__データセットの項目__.
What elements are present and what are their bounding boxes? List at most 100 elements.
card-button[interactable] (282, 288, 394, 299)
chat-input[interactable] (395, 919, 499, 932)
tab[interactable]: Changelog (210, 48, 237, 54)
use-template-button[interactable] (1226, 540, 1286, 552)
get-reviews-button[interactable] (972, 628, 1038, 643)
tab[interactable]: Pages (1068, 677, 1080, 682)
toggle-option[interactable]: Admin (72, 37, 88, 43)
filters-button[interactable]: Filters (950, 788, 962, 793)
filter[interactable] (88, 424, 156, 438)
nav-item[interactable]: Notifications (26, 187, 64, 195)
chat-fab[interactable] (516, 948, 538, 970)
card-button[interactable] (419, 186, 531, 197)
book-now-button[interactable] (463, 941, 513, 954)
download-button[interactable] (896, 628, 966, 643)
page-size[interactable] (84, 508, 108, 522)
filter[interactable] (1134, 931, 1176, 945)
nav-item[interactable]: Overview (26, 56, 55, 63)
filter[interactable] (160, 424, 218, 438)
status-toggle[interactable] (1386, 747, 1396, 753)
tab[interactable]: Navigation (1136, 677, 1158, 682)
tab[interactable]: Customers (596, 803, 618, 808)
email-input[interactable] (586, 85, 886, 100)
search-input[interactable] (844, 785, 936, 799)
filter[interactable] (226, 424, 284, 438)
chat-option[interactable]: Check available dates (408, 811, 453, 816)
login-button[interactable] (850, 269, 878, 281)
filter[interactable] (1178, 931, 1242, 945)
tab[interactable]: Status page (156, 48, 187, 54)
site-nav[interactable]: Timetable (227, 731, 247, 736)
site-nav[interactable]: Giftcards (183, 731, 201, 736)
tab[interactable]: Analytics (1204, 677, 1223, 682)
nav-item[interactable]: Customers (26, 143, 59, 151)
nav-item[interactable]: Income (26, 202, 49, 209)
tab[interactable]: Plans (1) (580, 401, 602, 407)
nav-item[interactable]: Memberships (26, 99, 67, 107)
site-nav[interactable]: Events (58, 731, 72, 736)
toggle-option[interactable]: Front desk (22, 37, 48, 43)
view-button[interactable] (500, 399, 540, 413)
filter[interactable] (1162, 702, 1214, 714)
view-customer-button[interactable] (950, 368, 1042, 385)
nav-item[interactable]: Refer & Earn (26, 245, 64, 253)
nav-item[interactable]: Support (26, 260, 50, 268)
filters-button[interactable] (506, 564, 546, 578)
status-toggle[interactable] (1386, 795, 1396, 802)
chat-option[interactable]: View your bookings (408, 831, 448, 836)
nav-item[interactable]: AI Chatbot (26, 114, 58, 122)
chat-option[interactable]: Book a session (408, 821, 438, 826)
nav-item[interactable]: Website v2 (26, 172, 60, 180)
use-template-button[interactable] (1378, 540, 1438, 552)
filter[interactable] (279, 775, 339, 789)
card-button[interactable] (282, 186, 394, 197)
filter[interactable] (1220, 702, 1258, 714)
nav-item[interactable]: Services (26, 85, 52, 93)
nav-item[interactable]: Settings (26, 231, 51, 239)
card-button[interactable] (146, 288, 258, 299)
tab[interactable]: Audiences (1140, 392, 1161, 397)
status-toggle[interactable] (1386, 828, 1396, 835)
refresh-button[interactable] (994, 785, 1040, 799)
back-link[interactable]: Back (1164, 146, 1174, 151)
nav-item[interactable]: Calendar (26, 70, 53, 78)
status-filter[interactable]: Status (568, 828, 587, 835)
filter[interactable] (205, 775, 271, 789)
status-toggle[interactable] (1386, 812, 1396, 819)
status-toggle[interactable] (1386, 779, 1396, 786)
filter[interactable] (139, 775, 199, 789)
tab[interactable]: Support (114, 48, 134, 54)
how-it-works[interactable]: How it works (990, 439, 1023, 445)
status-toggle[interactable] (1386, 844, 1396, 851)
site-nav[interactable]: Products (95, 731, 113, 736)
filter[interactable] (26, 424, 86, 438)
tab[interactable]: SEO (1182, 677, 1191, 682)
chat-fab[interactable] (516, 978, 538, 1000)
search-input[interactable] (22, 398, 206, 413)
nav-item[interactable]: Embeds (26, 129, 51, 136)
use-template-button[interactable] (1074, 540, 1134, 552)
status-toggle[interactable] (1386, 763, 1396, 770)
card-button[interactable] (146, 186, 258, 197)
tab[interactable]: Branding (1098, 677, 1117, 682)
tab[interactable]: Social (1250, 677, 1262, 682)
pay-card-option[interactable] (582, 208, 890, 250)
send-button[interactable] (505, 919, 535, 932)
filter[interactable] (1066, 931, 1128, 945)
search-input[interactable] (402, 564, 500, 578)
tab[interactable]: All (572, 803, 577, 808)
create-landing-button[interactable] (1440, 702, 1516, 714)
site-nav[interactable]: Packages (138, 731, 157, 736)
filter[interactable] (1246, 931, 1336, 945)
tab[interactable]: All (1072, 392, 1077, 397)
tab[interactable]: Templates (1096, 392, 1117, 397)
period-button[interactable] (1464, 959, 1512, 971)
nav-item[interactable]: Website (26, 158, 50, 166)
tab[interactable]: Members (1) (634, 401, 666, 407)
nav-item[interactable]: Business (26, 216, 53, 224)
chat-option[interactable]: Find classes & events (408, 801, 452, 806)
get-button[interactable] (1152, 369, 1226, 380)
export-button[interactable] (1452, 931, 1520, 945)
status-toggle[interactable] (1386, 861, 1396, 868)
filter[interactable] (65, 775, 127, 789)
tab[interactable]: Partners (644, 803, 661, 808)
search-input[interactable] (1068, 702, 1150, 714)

__作業指示__.
上記のレコードをすべて、空行を除いて一行ずつ、「番号」と「内容」の二列から成るMarkdownの表に書き表してください。「番号」には行の通し番号を、「内容」にはその行をそのまま記入してください。

__作業結果__.
| 番号 | 内容 |
|---|---|
| 1 | What elements are present and what are their bounding boxes? List at most 100 elements. |
| 2 | card-button[interactable] (282, 288, 394, 299) |
| 3 | chat-input[interactable] (395, 919, 499, 932) |
| 4 | tab[interactable]: Changelog (210, 48, 237, 54) |
| 5 | use-template-button[interactable] (1226, 540, 1286, 552) |
| 6 | get-reviews-button[interactable] (972, 628, 1038, 643) |
| 7 | tab[interactable]: Pages (1068, 677, 1080, 682) |
| 8 | toggle-option[interactable]: Admin (72, 37, 88, 43) |
| 9 | filters-button[interactable]: Filters (950, 788, 962, 793) |
| 10 | filter[interactable] (88, 424, 156, 438) |
| 11 | nav-item[interactable]: Notifications (26, 187, 64, 195) |
| 12 | chat-fab[interactable] (516, 948, 538, 970) |
| 13 | card-button[interactable] (419, 186, 531, 197) |
| 14 | book-now-button[interactable] (463, 941, 513, 954) |
| 15 | download-button[interactable] (896, 628, 966, 643) |
| 16 | page-size[interactable] (84, 508, 108, 522) |
| 17 | filter[interactable] (1134, 931, 1176, 945) |
| 18 | nav-item[interactable]: Overview (26, 56, 55, 63) |
| 19 | filter[interactable] (160, 424, 218, 438) |
| 20 | status-toggle[interactable] (1386, 747, 1396, 753) |
| 21 | tab[interactable]: Navigation (1136, 677, 1158, 682) |
| 22 | tab[interactable]: Customers (596, 803, 618, 808) |
| 23 | email-input[interactable] (586, 85, 886, 100) |
| 24 | search-input[interactable] (844, 785, 936, 799) |
| 25 | filter[interactable] (226, 424, 284, 438) |
| 26 | chat-option[interactable]: Check available dates (408, 811, 453, 816) |
| 27 | login-button[interactable] (850, 269, 878, 281) |
| 28 | filter[interactable] (1178, 931, 1242, 945) |
| 29 | tab[interactable]: Status page (156, 48, 187, 54) |
| 30 | site-nav[interactable]: Timetable (227, 731, 247, 736) |
| 31 | site-nav[interactable]: Giftcards (183, 731, 201, 736) |
| 32 | tab[interactable]: Analytics (1204, 677, 1223, 682) |
| 33 | nav-item[interactable]: Customers (26, 143, 59, 151) |
| 34 | nav-item[interactable]: Income (26, 202, 49, 209) |
| 35 | tab[interactable]: Plans (1) (580, 401, 602, 407) |
| 36 | nav-item[interactable]: Memberships (26, 99, 67, 107) |
| 37 | site-nav[interactable]: Events (58, 731, 72, 736) |
| 38 | toggle-option[interactable]: Front desk (22, 37, 48, 43) |
| 39 | view-button[interactable] (500, 399, 540, 413) |
| 40 | filter[interactable] (1162, 702, 1214, 714) |
| 41 | view-customer-button[interactable] (950, 368, 1042, 385) |
| 42 | nav-item[interactable]: Refer & Earn (26, 245, 64, 253) |
| 43 | nav-item[interactable]: Support (26, 260, 50, 268) |
| 44 | filters-button[interactable] (506, 564, 546, 578) |
| 45 | status-toggle[interactable] (1386, 795, 1396, 802) |
| 46 | chat-option[interactable]: View your bookings (408, 831, 448, 836) |
| 47 | nav-item[interactable]: AI Chatbot (26, 114, 58, 122) |
| 48 | chat-option[interactable]: Book a session (408, 821, 438, 826) |
| 49 | nav-item[interactable]: Website v2 (26, 172, 60, 180) |
| 50 | use-template-button[interactable] (1378, 540, 1438, 552) |
| 51 | filter[interactable] (279, 775, 339, 789) |
| 52 | card-button[interactable] (282, 186, 394, 197) |
| 53 | filter[interactable] (1220, 702, 1258, 714) |
| 54 | nav-item[interactable]: Services (26, 85, 52, 93) |
| 55 | nav-item[interactable]: Settings (26, 231, 51, 239) |
| 56 | card-button[interactable] (146, 288, 258, 299) |
| 57 | tab[interactable]: Audiences (1140, 392, 1161, 397) |
| 58 | status-toggle[interactable] (1386, 828, 1396, 835) |
| 59 | refresh-button[interactable] (994, 785, 1040, 799) |
| 60 | back-link[interactable]: Back (1164, 146, 1174, 151) |
| 61 | nav-item[interactable]: Calendar (26, 70, 53, 78) |
| 62 | status-filter[interactable]: Status (568, 828, 587, 835) |
| 63 | filter[interactable] (205, 775, 271, 789) |
| 64 | status-toggle[interactable] (1386, 812, 1396, 819) |
| 65 | status-toggle[interactable] (1386, 779, 1396, 786) |
| 66 | filter[interactable] (139, 775, 199, 789) |
| 67 | tab[interactable]: Support (114, 48, 134, 54) |
| 68 | how-it-works[interactable]: How it works (990, 439, 1023, 445) |
| 69 | status-toggle[interactable] (1386, 844, 1396, 851) |
| 70 | site-nav[interactable]: Products (95, 731, 113, 736) |
| 71 | filter[interactable] (26, 424, 86, 438) |
| 72 | tab[interactable]: SEO (1182, 677, 1191, 682) |
| 73 | chat-fab[interactable] (516, 978, 538, 1000) |
| 74 | search-input[interactable] (22, 398, 206, 413) |
| 75 | nav-item[interactable]: Embeds (26, 129, 51, 136) |
| 76 | use-template-button[interactable] (1074, 540, 1134, 552) |
| 77 | status-toggle[interactable] (1386, 763, 1396, 770) |
| 78 | card-button[interactable] (146, 186, 258, 197) |
| 79 | tab[interactable]: Branding (1098, 677, 1117, 682) |
| 80 | tab[interactable]: Social (1250, 677, 1262, 682) |
| 81 | pay-card-option[interactable] (582, 208, 890, 250) |
| 82 | send-button[interactable] (505, 919, 535, 932) |
| 83 | filter[interactable] (1066, 931, 1128, 945) |
| 84 | search-input[interactable] (402, 564, 500, 578) |
| 85 | tab[interactable]: All (572, 803, 577, 808) |
| 86 | create-landing-button[interactable] (1440, 702, 1516, 714) |
| 87 | site-nav[interactable]: Packages (138, 731, 157, 736) |
| 88 | filter[interactable] (1246, 931, 1336, 945) |
| 89 | tab[interactable]: All (1072, 392, 1077, 397) |
| 90 | tab[interactable]: Templates (1096, 392, 1117, 397) |
| 91 | period-button[interactable] (1464, 959, 1512, 971) |
| 92 | nav-item[interactable]: Website (26, 158, 50, 166) |
| 93 | tab[interactable]: Members (1) (634, 401, 666, 407) |
| 94 | nav-item[interactable]: Business (26, 216, 53, 224) |
| 95 | chat-option[interactable]: Find classes & events (408, 801, 452, 806) |
| 96 | get-button[interactable] (1152, 369, 1226, 380) |
| 97 | export-button[interactable] (1452, 931, 1520, 945) |
| 98 | status-toggle[interactable] (1386, 861, 1396, 868) |
| 99 | filter[interactable] (65, 775, 127, 789) |
| 100 | tab[interactable]: Partners (644, 803, 661, 808) |
| 101 | search-input[interactable] (1068, 702, 1150, 714) |